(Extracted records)
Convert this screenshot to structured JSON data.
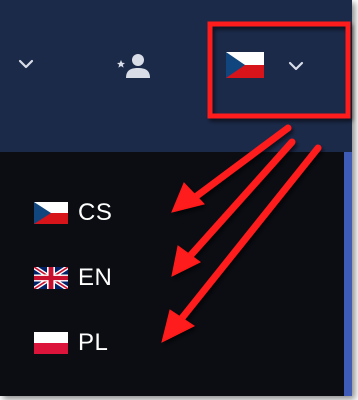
{
  "header": {
    "icons": {
      "dropdown_left": "chevron-down-icon",
      "add_user": "add-user-icon",
      "language_flag": "czech-flag",
      "language_dropdown": "chevron-down-icon"
    }
  },
  "language_menu": {
    "items": [
      {
        "code": "CS",
        "flag": "czech-flag"
      },
      {
        "code": "EN",
        "flag": "uk-flag"
      },
      {
        "code": "PL",
        "flag": "poland-flag"
      }
    ]
  },
  "colors": {
    "topbar": "#1c2a4a",
    "menu_background": "#0b0d13",
    "accent_strip": "#3e5bb8",
    "annotation_red": "#ff1a1a"
  }
}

* [Do this]:
Exact duplication of all the records is required; pictures are omitted from the copy.

* [Exercise output]:
Convert this screenshot to structured JSON data.
{
  "header": {
    "icons": {
      "dropdown_left": "chevron-down-icon",
      "add_user": "add-user-icon",
      "language_flag": "czech-flag",
      "language_dropdown": "chevron-down-icon"
    }
  },
  "language_menu": {
    "items": [
      {
        "code": "CS",
        "flag": "czech-flag"
      },
      {
        "code": "EN",
        "flag": "uk-flag"
      },
      {
        "code": "PL",
        "flag": "poland-flag"
      }
    ]
  },
  "colors": {
    "topbar": "#1c2a4a",
    "menu_background": "#0b0d13",
    "accent_strip": "#3e5bb8",
    "annotation_red": "#ff1a1a"
  }
}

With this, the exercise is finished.